# [Set problem]
Transcribe each of the records below exactly, excluding all pictures.

◇ ◇ ◇ ◇ ◇

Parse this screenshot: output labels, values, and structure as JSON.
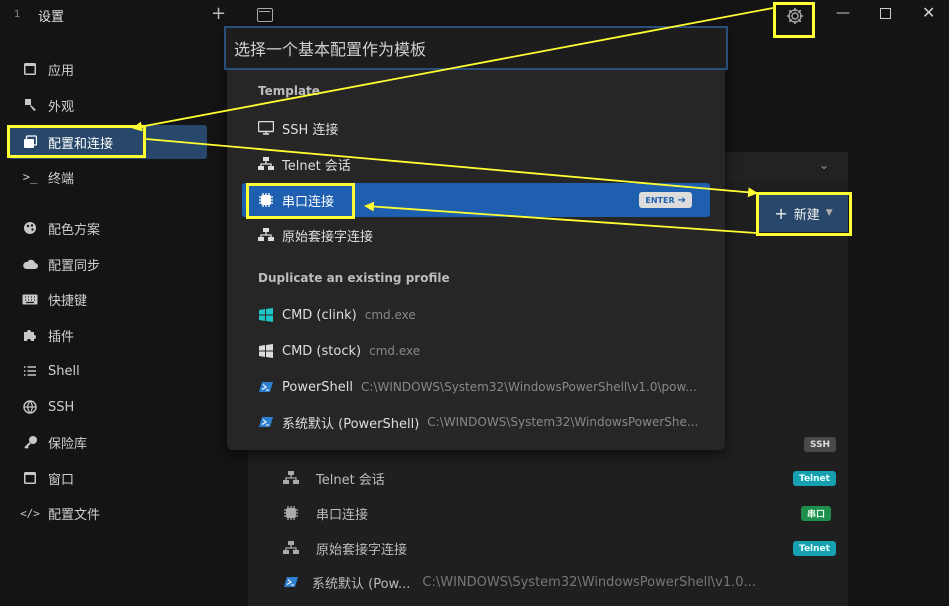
{
  "titlebar": {
    "tab_number": "1",
    "title": "设置"
  },
  "sidebar": {
    "items": [
      {
        "label": "应用",
        "icon": "app-window-icon"
      },
      {
        "label": "外观",
        "icon": "palette-icon"
      },
      {
        "label": "配置和连接",
        "icon": "profiles-icon",
        "active": true
      },
      {
        "label": "终端",
        "icon": "terminal-icon"
      },
      {
        "label": "配色方案",
        "icon": "color-scheme-icon"
      },
      {
        "label": "配置同步",
        "icon": "cloud-icon"
      },
      {
        "label": "快捷键",
        "icon": "keyboard-icon"
      },
      {
        "label": "插件",
        "icon": "puzzle-icon"
      },
      {
        "label": "Shell",
        "icon": "list-icon"
      },
      {
        "label": "SSH",
        "icon": "globe-icon"
      },
      {
        "label": "保险库",
        "icon": "key-icon"
      },
      {
        "label": "窗口",
        "icon": "window-icon"
      },
      {
        "label": "配置文件",
        "icon": "code-icon"
      }
    ]
  },
  "palette": {
    "placeholder": "选择一个基本配置作为模板",
    "section_template": "Template",
    "templates": [
      {
        "label": "SSH 连接",
        "icon": "monitor-icon"
      },
      {
        "label": "Telnet 会话",
        "icon": "network-icon"
      },
      {
        "label": "串口连接",
        "icon": "chip-icon",
        "selected": true
      },
      {
        "label": "原始套接字连接",
        "icon": "network-icon"
      }
    ],
    "enter_label": "ENTER",
    "section_duplicate": "Duplicate an existing profile",
    "profiles": [
      {
        "label": "CMD (clink)",
        "sub": "cmd.exe",
        "icon": "windows-icon",
        "color": "#1ec6c6"
      },
      {
        "label": "CMD (stock)",
        "sub": "cmd.exe",
        "icon": "windows-icon",
        "color": "#dcdcdc"
      },
      {
        "label": "PowerShell",
        "sub": "C:\\WINDOWS\\System32\\WindowsPowerShell\\v1.0\\pow...",
        "icon": "powershell-icon",
        "color": "#2f7fd0"
      },
      {
        "label": "系统默认 (PowerShell)",
        "sub": "C:\\WINDOWS\\System32\\WindowsPowerShe...",
        "icon": "powershell-icon",
        "color": "#2f7fd0"
      }
    ]
  },
  "main": {
    "new_button": "新建",
    "rows": [
      {
        "label": "Telnet 会话",
        "icon": "network-icon",
        "badge": "Telnet"
      },
      {
        "label": "串口连接",
        "icon": "chip-icon",
        "badge": "串口"
      },
      {
        "label": "原始套接字连接",
        "icon": "network-icon",
        "badge": "Telnet"
      },
      {
        "label": "系统默认 (Pow...",
        "sub": "C:\\WINDOWS\\System32\\WindowsPowerShell\\v1.0...",
        "icon": "powershell-icon"
      }
    ],
    "ssh_badge": "SSH"
  },
  "colors": {
    "accent": "#1f5fb0",
    "active_nav": "#27486a",
    "annotation": "#ffff33",
    "badge_ssh": "#4a4a4a",
    "badge_telnet": "#16a0b0",
    "badge_serial": "#1f8f4e"
  }
}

◇ ◇ ◇ ◇ ◇

# [The solution]
Parse this screenshot: output labels, values, and structure as JSON.
{
  "titlebar": {
    "tab_number": "1",
    "title": "设置"
  },
  "sidebar": {
    "items": [
      {
        "label": "应用",
        "icon": "app-window-icon"
      },
      {
        "label": "外观",
        "icon": "palette-icon"
      },
      {
        "label": "配置和连接",
        "icon": "profiles-icon",
        "active": true
      },
      {
        "label": "终端",
        "icon": "terminal-icon"
      },
      {
        "label": "配色方案",
        "icon": "color-scheme-icon"
      },
      {
        "label": "配置同步",
        "icon": "cloud-icon"
      },
      {
        "label": "快捷键",
        "icon": "keyboard-icon"
      },
      {
        "label": "插件",
        "icon": "puzzle-icon"
      },
      {
        "label": "Shell",
        "icon": "list-icon"
      },
      {
        "label": "SSH",
        "icon": "globe-icon"
      },
      {
        "label": "保险库",
        "icon": "key-icon"
      },
      {
        "label": "窗口",
        "icon": "window-icon"
      },
      {
        "label": "配置文件",
        "icon": "code-icon"
      }
    ]
  },
  "palette": {
    "placeholder": "选择一个基本配置作为模板",
    "section_template": "Template",
    "templates": [
      {
        "label": "SSH 连接",
        "icon": "monitor-icon"
      },
      {
        "label": "Telnet 会话",
        "icon": "network-icon"
      },
      {
        "label": "串口连接",
        "icon": "chip-icon",
        "selected": true
      },
      {
        "label": "原始套接字连接",
        "icon": "network-icon"
      }
    ],
    "enter_label": "ENTER",
    "section_duplicate": "Duplicate an existing profile",
    "profiles": [
      {
        "label": "CMD (clink)",
        "sub": "cmd.exe",
        "icon": "windows-icon",
        "color": "#1ec6c6"
      },
      {
        "label": "CMD (stock)",
        "sub": "cmd.exe",
        "icon": "windows-icon",
        "color": "#dcdcdc"
      },
      {
        "label": "PowerShell",
        "sub": "C:\\WINDOWS\\System32\\WindowsPowerShell\\v1.0\\pow...",
        "icon": "powershell-icon",
        "color": "#2f7fd0"
      },
      {
        "label": "系统默认 (PowerShell)",
        "sub": "C:\\WINDOWS\\System32\\WindowsPowerShe...",
        "icon": "powershell-icon",
        "color": "#2f7fd0"
      }
    ]
  },
  "main": {
    "new_button": "新建",
    "rows": [
      {
        "label": "Telnet 会话",
        "icon": "network-icon",
        "badge": "Telnet"
      },
      {
        "label": "串口连接",
        "icon": "chip-icon",
        "badge": "串口"
      },
      {
        "label": "原始套接字连接",
        "icon": "network-icon",
        "badge": "Telnet"
      },
      {
        "label": "系统默认 (Pow...",
        "sub": "C:\\WINDOWS\\System32\\WindowsPowerShell\\v1.0...",
        "icon": "powershell-icon"
      }
    ],
    "ssh_badge": "SSH"
  },
  "colors": {
    "accent": "#1f5fb0",
    "active_nav": "#27486a",
    "annotation": "#ffff33",
    "badge_ssh": "#4a4a4a",
    "badge_telnet": "#16a0b0",
    "badge_serial": "#1f8f4e"
  }
}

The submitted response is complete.